> [Information shown]
(begin)

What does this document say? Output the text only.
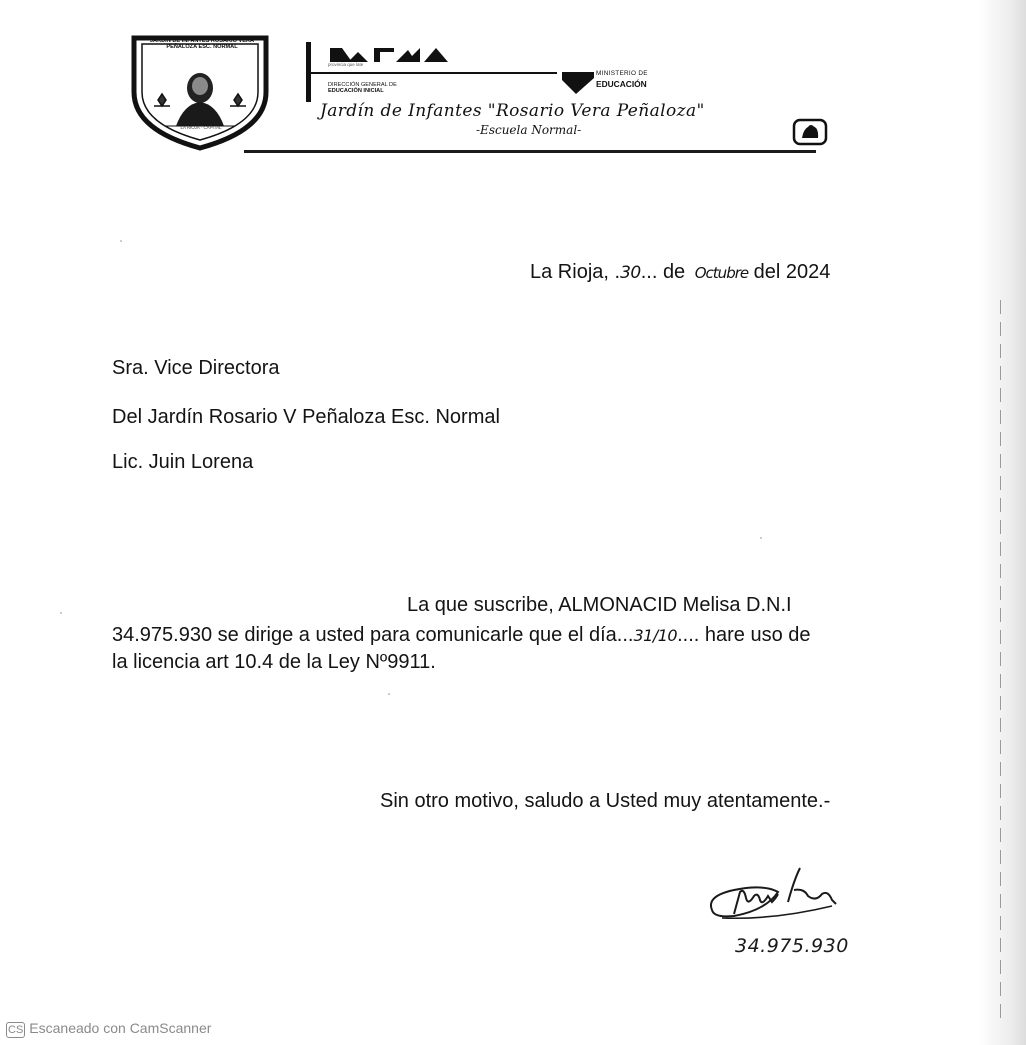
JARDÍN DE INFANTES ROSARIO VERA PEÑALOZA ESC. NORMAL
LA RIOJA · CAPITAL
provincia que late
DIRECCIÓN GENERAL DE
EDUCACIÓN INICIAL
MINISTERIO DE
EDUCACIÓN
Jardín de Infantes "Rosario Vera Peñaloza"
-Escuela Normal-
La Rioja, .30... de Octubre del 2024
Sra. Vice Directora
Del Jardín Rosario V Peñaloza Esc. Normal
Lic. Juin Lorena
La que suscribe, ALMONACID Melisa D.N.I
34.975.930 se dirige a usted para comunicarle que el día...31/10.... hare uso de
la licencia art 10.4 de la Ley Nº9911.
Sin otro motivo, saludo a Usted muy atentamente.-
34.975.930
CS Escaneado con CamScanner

(end)
(begin)

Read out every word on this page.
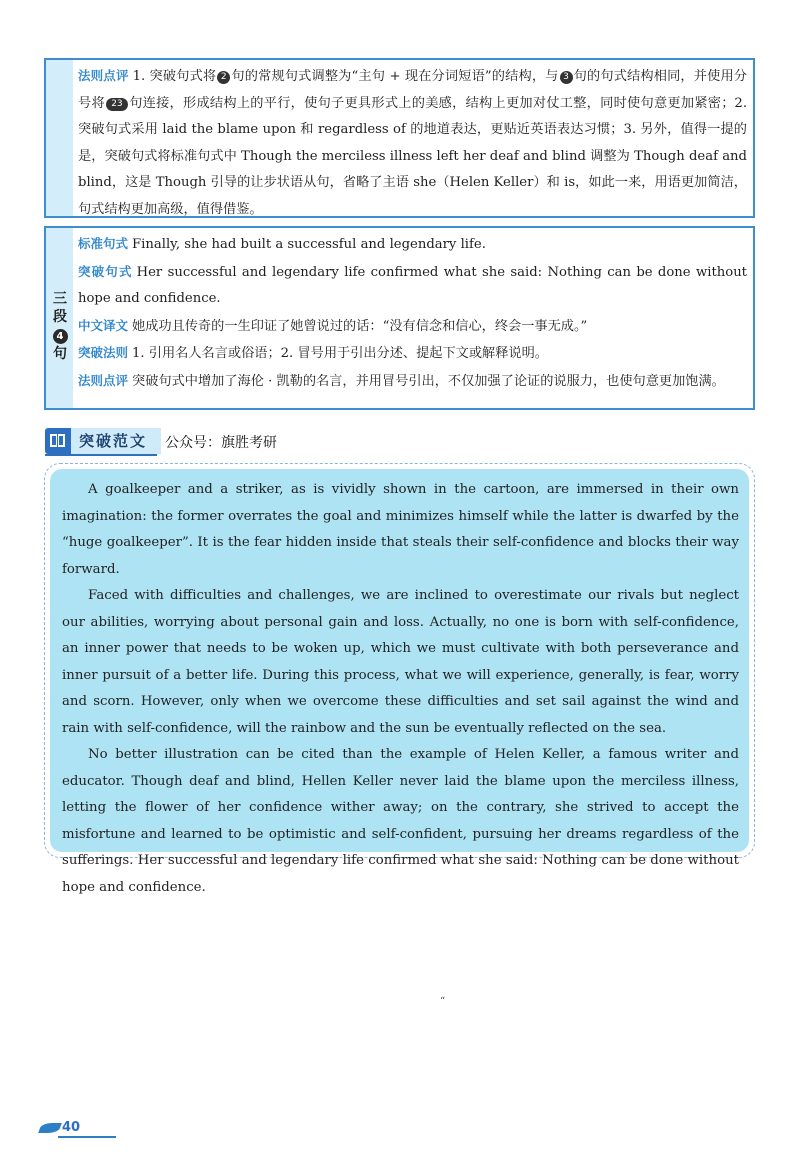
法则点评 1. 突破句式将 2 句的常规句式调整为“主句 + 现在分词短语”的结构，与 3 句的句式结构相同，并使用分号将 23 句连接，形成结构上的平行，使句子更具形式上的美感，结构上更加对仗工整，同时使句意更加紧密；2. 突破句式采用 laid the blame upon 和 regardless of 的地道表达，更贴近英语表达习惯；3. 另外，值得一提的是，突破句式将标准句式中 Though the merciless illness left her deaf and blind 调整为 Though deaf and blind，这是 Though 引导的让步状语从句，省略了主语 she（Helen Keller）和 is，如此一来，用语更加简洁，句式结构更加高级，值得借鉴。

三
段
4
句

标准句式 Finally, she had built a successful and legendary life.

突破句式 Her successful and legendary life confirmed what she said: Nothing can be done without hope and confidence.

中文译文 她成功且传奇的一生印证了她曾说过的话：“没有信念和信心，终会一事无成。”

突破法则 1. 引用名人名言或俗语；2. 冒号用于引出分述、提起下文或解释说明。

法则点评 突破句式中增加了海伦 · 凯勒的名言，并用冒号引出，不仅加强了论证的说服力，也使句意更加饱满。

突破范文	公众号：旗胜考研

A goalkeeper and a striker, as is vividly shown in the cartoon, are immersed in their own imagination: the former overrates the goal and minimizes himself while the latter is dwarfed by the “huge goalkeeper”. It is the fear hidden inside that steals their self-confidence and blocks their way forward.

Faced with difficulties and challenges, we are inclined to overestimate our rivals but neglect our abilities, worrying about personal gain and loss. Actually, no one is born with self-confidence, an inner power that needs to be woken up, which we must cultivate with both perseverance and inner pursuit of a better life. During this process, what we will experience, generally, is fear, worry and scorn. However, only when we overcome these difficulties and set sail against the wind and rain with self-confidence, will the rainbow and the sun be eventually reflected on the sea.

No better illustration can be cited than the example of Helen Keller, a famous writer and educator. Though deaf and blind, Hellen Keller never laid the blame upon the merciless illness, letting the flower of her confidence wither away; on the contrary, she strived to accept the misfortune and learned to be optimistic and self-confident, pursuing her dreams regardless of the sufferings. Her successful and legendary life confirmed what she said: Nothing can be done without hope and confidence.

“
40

(end)
(begin)

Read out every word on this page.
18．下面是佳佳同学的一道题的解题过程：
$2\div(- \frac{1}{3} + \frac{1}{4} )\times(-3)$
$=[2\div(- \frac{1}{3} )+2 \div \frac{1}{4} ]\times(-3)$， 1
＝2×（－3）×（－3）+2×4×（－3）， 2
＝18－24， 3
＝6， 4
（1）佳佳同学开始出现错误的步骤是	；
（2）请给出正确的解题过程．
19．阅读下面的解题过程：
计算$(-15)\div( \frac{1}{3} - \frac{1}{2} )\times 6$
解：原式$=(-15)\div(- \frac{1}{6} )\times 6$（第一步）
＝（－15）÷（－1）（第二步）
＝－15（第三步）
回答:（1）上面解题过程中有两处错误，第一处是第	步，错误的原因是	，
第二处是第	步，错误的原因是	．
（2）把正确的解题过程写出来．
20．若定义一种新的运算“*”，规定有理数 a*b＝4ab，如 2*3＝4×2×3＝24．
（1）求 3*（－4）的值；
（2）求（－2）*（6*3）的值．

(end)

For each line in the data above that contains the string "法则点评", extract the line.

> [Answer to the task]
法则点评 1. 突破句式将 2 句的常规句式调整为“主句 + 现在分词短语”的结构，与 3 句的句式结构相同，并使用分号将 23 句连接，形成结构上的平行，使句子更具形式上的美感，结构上更加对仗工整，同时使句意更加紧密；2. 突破句式采用 laid the blame upon 和 regardless of 的地道表达，更贴近英语表达习惯；3. 另外，值得一提的是，突破句式将标准句式中 Though the merciless illness left her deaf and blind 调整为 Though deaf and blind，这是 Though 引导的让步状语从句，省略了主语 she（Helen Keller）和 is，如此一来，用语更加简洁，句式结构更加高级，值得借鉴。
法则点评 突破句式中增加了海伦 · 凯勒的名言，并用冒号引出，不仅加强了论证的说服力，也使句意更加饱满。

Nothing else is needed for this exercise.